──────── Provided records ────────

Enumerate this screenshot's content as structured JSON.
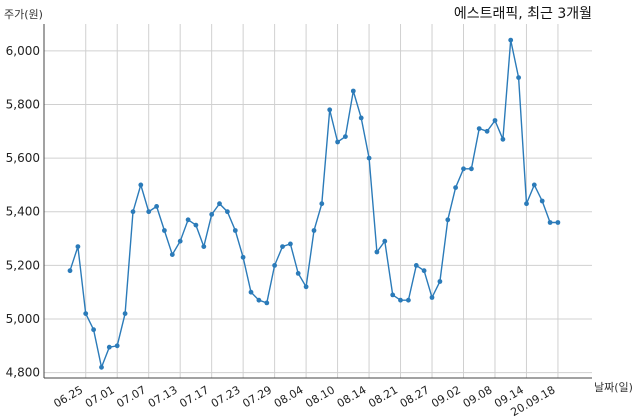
{
  "chart_data": {
    "type": "line",
    "title": "에스트래픽, 최근 3개월",
    "ylabel": "주가(원)",
    "xlabel": "날짜(일)",
    "ylim": [
      4780,
      6100
    ],
    "yticks": [
      4800,
      5000,
      5200,
      5400,
      5600,
      5800,
      6000
    ],
    "ytick_labels": [
      "4,800",
      "5,000",
      "5,200",
      "5,400",
      "5,600",
      "5,800",
      "6,000"
    ],
    "grid": true,
    "xtick_labels": [
      {
        "index": 2,
        "label": "06.25"
      },
      {
        "index": 6,
        "label": "07.01"
      },
      {
        "index": 10,
        "label": "07.07"
      },
      {
        "index": 14,
        "label": "07.13"
      },
      {
        "index": 18,
        "label": "07.17"
      },
      {
        "index": 22,
        "label": "07.23"
      },
      {
        "index": 26,
        "label": "07.29"
      },
      {
        "index": 30,
        "label": "08.04"
      },
      {
        "index": 34,
        "label": "08.10"
      },
      {
        "index": 38,
        "label": "08.14"
      },
      {
        "index": 42,
        "label": "08.21"
      },
      {
        "index": 46,
        "label": "08.27"
      },
      {
        "index": 50,
        "label": "09.02"
      },
      {
        "index": 54,
        "label": "09.08"
      },
      {
        "index": 58,
        "label": "09.14"
      },
      {
        "index": 62,
        "label": "20.09.18"
      }
    ],
    "series": [
      {
        "values": [
          5180,
          5270,
          5020,
          4960,
          4820,
          4895,
          4900,
          5020,
          5400,
          5500,
          5400,
          5420,
          5330,
          5240,
          5290,
          5370,
          5350,
          5270,
          5390,
          5430,
          5400,
          5330,
          5230,
          5100,
          5070,
          5060,
          5200,
          5270,
          5280,
          5170,
          5120,
          5330,
          5430,
          5780,
          5660,
          5680,
          5850,
          5750,
          5600,
          5250,
          5290,
          5090,
          5070,
          5070,
          5200,
          5180,
          5080,
          5140,
          5370,
          5490,
          5560,
          5560,
          5710,
          5700,
          5740,
          5670,
          6040,
          5900,
          5430,
          5500,
          5440,
          5360,
          5360
        ],
        "color": "#2b7bb9"
      }
    ]
  }
}
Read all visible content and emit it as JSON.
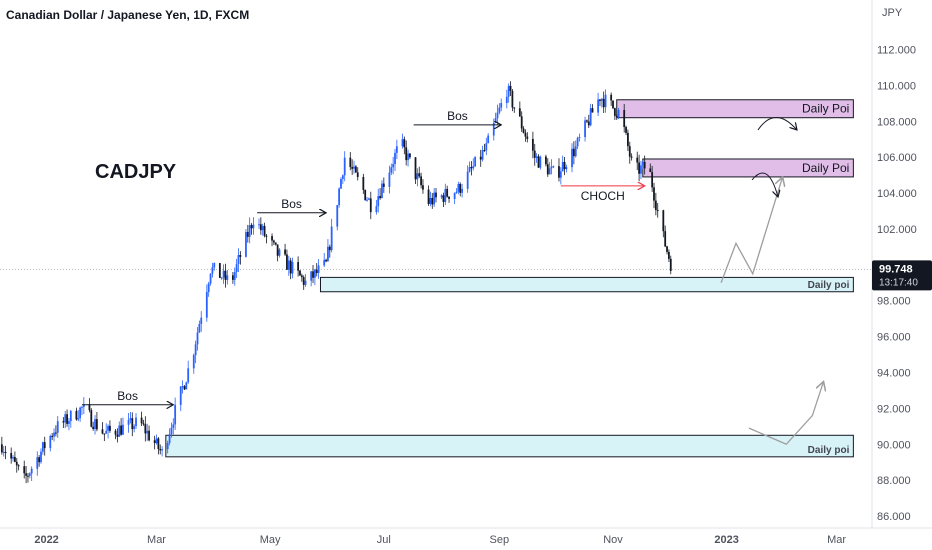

────────

◆ **Goal**:
Pull out every line containing "JSON".

◆ **Output of the exercise**:
Enumerate this screenshot's content as structured JSON.
Read all visible content and emit it as JSON.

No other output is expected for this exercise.